• What to work on: Single out the lines that include the word "Depolama". Copy them.

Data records
########

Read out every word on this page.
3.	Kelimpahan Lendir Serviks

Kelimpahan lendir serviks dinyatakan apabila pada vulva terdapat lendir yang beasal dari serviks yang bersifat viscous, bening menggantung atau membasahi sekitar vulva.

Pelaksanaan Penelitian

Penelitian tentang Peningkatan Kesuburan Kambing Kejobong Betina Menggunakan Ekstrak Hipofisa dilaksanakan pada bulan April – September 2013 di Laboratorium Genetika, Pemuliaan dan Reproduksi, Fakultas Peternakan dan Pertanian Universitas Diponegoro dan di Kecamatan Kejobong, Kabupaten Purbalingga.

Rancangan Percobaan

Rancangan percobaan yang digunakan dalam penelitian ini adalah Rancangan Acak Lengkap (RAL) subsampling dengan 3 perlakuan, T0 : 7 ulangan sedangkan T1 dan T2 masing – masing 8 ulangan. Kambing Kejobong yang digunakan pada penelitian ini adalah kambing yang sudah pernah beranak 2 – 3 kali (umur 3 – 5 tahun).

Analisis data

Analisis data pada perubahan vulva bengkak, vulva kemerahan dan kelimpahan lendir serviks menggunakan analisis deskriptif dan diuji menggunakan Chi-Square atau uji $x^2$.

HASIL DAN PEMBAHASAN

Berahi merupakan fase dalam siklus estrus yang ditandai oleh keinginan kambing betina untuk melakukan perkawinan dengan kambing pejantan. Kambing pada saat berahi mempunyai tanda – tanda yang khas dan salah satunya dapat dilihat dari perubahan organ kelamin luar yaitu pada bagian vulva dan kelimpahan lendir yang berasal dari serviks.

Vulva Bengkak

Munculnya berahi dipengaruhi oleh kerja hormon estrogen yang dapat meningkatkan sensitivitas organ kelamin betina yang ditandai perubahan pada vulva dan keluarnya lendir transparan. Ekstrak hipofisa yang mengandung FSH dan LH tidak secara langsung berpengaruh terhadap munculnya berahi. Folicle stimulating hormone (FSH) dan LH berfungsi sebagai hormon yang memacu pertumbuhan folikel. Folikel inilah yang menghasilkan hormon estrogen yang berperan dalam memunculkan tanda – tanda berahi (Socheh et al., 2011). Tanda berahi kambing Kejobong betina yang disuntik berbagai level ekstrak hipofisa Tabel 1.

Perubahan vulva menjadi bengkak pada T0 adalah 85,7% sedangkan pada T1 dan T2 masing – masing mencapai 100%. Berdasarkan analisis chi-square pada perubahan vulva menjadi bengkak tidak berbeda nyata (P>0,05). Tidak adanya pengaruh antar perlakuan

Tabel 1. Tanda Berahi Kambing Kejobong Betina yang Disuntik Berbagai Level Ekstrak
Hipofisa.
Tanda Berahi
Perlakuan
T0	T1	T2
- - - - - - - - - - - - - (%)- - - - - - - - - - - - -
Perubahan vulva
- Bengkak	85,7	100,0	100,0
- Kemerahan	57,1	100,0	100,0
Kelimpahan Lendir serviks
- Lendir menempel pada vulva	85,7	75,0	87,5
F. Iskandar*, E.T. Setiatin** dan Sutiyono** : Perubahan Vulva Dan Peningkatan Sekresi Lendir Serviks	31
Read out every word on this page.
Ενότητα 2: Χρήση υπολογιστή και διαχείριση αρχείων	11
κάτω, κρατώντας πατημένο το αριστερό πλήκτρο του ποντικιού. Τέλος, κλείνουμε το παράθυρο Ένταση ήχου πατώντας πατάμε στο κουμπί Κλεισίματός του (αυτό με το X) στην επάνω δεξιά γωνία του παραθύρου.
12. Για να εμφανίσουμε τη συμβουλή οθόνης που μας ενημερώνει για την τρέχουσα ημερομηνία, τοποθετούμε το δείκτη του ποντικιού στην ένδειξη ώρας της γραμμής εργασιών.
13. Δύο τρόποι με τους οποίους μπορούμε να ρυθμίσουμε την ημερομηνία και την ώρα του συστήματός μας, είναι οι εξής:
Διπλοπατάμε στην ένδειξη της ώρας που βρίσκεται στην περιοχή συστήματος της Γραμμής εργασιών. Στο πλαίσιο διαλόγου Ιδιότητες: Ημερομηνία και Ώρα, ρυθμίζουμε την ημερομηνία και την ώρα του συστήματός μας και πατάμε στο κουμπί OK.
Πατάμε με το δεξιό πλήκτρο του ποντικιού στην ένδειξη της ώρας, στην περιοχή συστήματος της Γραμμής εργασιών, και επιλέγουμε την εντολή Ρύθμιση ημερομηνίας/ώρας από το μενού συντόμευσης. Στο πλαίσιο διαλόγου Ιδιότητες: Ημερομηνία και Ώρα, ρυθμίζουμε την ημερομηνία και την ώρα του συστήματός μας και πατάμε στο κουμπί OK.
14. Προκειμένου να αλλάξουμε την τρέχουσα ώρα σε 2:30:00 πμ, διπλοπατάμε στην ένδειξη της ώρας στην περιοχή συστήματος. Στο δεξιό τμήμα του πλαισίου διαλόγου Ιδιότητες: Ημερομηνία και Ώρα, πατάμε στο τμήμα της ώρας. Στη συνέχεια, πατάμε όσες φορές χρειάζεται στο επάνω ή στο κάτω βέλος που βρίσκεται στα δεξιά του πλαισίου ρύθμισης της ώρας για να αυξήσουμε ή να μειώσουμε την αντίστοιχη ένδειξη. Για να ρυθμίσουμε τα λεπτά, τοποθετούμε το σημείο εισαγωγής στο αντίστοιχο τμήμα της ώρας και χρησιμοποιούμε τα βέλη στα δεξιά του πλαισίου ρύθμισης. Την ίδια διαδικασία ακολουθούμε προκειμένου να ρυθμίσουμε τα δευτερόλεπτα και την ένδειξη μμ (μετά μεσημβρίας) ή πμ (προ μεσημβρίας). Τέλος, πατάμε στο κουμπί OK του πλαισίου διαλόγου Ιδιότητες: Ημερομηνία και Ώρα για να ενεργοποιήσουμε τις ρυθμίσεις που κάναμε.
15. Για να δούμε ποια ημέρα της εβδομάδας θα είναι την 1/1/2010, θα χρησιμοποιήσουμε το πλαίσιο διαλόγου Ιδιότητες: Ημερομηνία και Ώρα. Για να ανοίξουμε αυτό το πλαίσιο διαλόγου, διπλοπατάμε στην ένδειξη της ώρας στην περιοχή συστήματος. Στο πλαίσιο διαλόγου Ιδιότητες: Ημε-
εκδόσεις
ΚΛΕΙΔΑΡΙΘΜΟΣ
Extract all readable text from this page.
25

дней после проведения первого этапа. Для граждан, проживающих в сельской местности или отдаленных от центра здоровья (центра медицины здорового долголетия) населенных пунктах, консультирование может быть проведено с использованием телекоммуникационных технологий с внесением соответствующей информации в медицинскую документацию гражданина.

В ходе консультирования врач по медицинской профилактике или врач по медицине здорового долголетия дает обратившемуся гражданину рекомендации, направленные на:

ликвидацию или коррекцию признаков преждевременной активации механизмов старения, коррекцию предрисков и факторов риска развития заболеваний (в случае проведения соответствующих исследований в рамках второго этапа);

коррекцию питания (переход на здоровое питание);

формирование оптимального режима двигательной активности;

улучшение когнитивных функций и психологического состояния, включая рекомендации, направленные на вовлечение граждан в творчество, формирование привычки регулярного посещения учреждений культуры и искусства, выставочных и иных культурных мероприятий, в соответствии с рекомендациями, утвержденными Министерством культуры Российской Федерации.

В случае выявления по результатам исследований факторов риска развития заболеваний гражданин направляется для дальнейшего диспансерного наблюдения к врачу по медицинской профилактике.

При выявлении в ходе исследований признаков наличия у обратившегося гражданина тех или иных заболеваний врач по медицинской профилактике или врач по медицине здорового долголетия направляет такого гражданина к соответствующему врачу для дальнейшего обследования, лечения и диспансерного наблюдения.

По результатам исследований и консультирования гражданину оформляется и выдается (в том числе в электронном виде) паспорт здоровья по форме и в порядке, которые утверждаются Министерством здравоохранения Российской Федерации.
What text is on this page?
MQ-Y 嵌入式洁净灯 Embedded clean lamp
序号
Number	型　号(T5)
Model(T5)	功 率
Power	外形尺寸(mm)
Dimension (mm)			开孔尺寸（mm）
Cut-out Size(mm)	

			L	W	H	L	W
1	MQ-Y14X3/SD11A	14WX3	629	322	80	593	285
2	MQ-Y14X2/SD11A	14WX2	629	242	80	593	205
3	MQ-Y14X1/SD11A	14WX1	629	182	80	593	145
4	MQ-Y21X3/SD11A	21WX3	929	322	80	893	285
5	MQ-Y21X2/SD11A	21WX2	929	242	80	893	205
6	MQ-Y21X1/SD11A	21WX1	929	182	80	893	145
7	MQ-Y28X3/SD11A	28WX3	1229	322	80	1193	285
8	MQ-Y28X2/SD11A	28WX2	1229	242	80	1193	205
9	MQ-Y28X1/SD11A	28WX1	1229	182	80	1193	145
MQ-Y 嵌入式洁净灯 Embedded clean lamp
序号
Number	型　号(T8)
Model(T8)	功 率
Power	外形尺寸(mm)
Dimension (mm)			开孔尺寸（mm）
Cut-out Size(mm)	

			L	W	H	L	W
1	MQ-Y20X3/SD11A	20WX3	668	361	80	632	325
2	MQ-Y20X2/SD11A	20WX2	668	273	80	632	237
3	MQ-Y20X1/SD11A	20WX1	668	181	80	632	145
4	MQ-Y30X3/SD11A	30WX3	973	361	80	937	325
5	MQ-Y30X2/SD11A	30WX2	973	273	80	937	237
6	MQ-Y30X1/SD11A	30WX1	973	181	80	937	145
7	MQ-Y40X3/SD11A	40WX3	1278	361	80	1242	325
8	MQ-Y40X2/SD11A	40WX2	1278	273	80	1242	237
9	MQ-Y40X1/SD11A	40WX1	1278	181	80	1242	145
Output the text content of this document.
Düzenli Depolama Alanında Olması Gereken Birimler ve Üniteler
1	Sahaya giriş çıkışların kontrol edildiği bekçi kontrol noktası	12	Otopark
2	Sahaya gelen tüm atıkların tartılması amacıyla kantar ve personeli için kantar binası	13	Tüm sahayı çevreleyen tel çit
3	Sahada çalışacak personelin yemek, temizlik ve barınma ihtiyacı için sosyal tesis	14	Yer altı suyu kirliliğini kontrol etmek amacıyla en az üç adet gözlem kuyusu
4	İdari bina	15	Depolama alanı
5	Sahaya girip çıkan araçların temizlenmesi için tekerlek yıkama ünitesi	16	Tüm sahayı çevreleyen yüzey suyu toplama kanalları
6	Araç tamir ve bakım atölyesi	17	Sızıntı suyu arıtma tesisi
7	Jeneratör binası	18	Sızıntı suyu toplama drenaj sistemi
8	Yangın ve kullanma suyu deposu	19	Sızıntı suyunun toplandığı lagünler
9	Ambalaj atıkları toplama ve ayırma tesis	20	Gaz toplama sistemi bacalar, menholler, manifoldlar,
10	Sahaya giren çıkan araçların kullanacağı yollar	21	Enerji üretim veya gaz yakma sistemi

########

• Problem solution:
Düzenli Depolama Alanında Olması Gereken Birimler ve Üniteler
4	İdari bina	15	Depolama alanı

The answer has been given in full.